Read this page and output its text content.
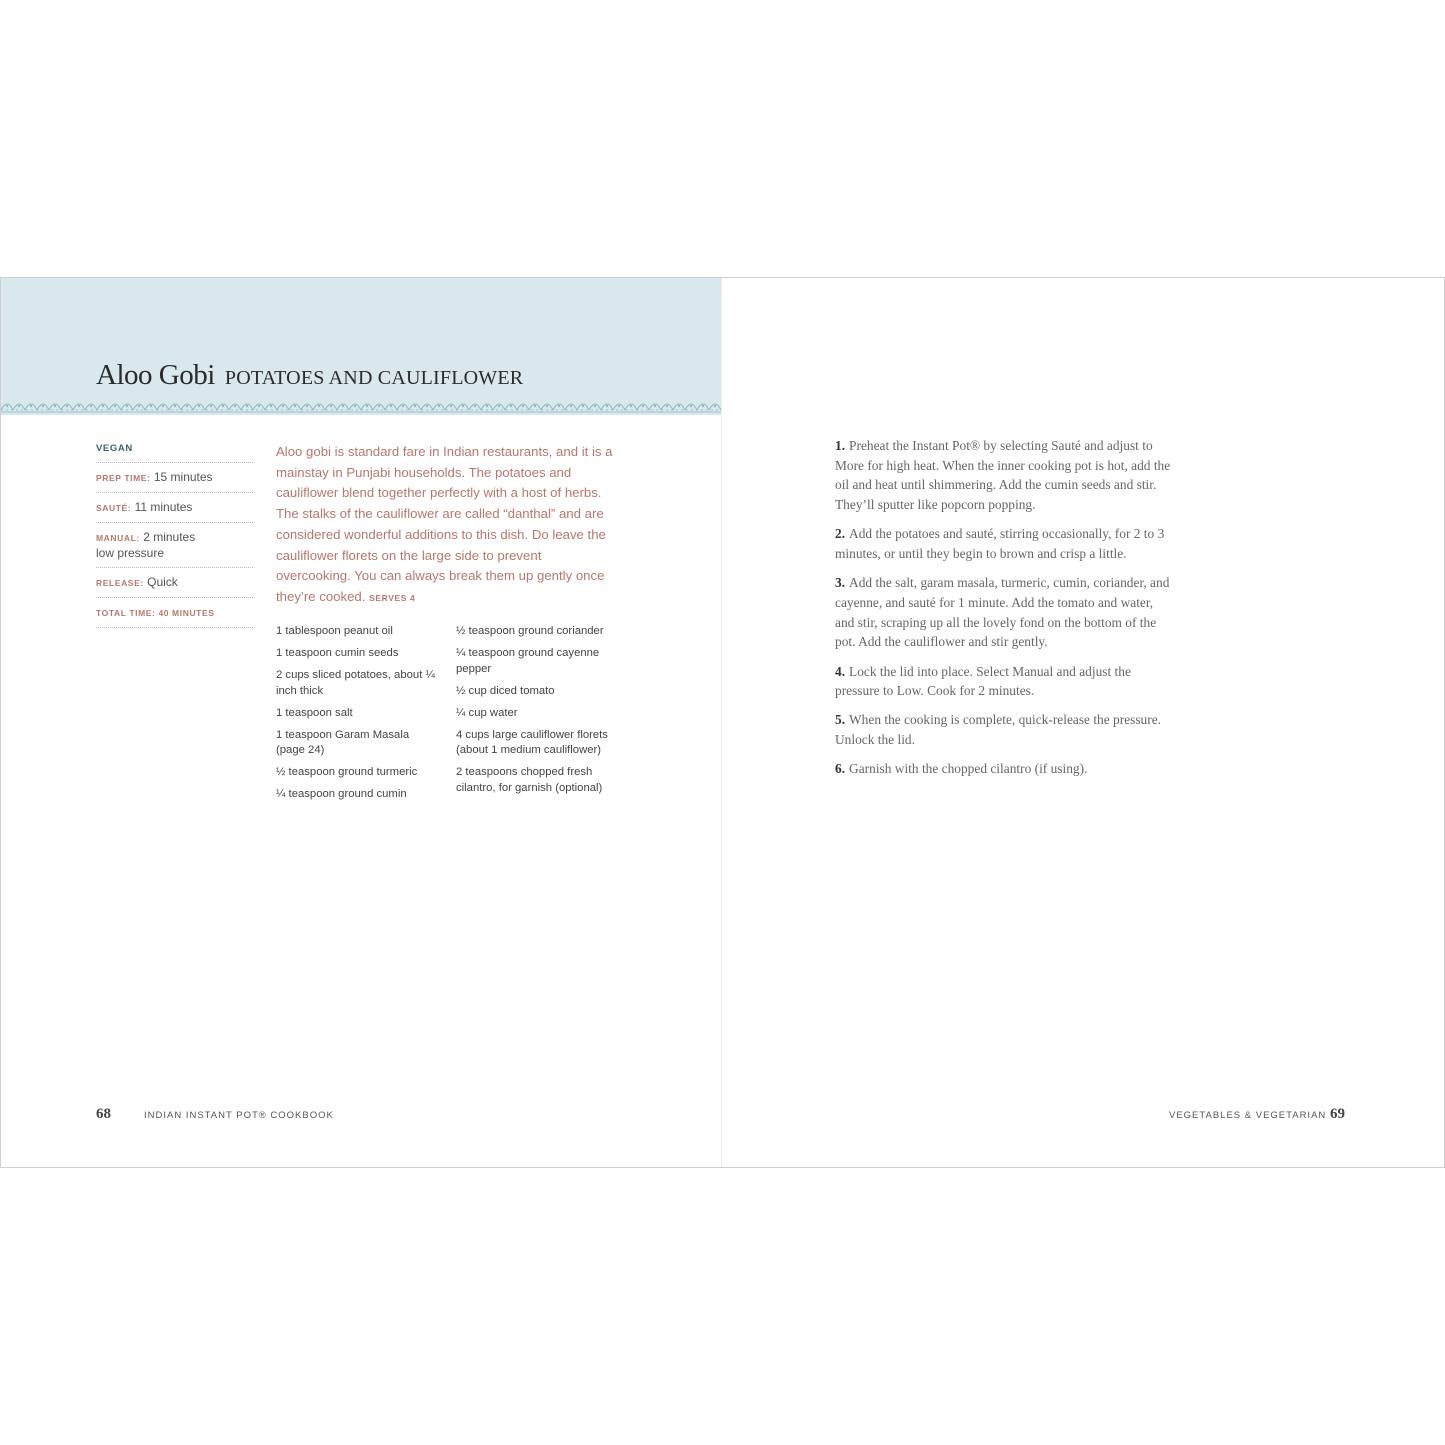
Aloo Gobi POTATOES AND CAULIFLOWER
VEGAN
PREP TIME: 15 minutes
SAUTÉ: 11 minutes
MANUAL: 2 minutes
low pressure
RELEASE: Quick
TOTAL TIME: 40 MINUTES

Aloo gobi is standard fare in Indian restaurants, and it is a mainstay in Punjabi households. The potatoes and cauliflower blend together perfectly with a host of herbs. The stalks of the cauliflower are called “danthal” and are considered wonderful additions to this dish. Do leave the cauliflower florets on the large side to prevent overcooking. You can always break them up gently once they’re cooked. SERVES 4

1 tablespoon peanut oil
1 teaspoon cumin seeds
2 cups sliced potatoes, about ¼ inch thick
1 teaspoon salt
1 teaspoon Garam Masala (page 24)
½ teaspoon ground turmeric
¼ teaspoon ground cumin
½ teaspoon ground coriander
¼ teaspoon ground cayenne pepper
½ cup diced tomato
¼ cup water
4 cups large cauliflower florets (about 1 medium cauliflower)
2 teaspoons chopped fresh cilantro, for garnish (optional)
1. Preheat the Instant Pot® by selecting Sauté and adjust to More for high heat. When the inner cooking pot is hot, add the oil and heat until shimmering. Add the cumin seeds and stir. They’ll sputter like popcorn popping.
2. Add the potatoes and sauté, stirring occasionally, for 2 to 3 minutes, or until they begin to brown and crisp a little.
3. Add the salt, garam masala, turmeric, cumin, coriander, and cayenne, and sauté for 1 minute. Add the tomato and water, and stir, scraping up all the lovely fond on the bottom of the pot. Add the cauliflower and stir gently.
4. Lock the lid into place. Select Manual and adjust the pressure to Low. Cook for 2 minutes.
5. When the cooking is complete, quick-release the pressure. Unlock the lid.
6. Garnish with the chopped cilantro (if using).
68	INDIAN INSTANT POT® COOKBOOK	VEGETABLES & VEGETARIAN 69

——————

Written instruction: Pick out and copy the lines of the entries that hold the string "about".

Expected answer:
2 cups sliced potatoes, about ¼ inch thick
4 cups large cauliflower florets (about 1 medium cauliflower)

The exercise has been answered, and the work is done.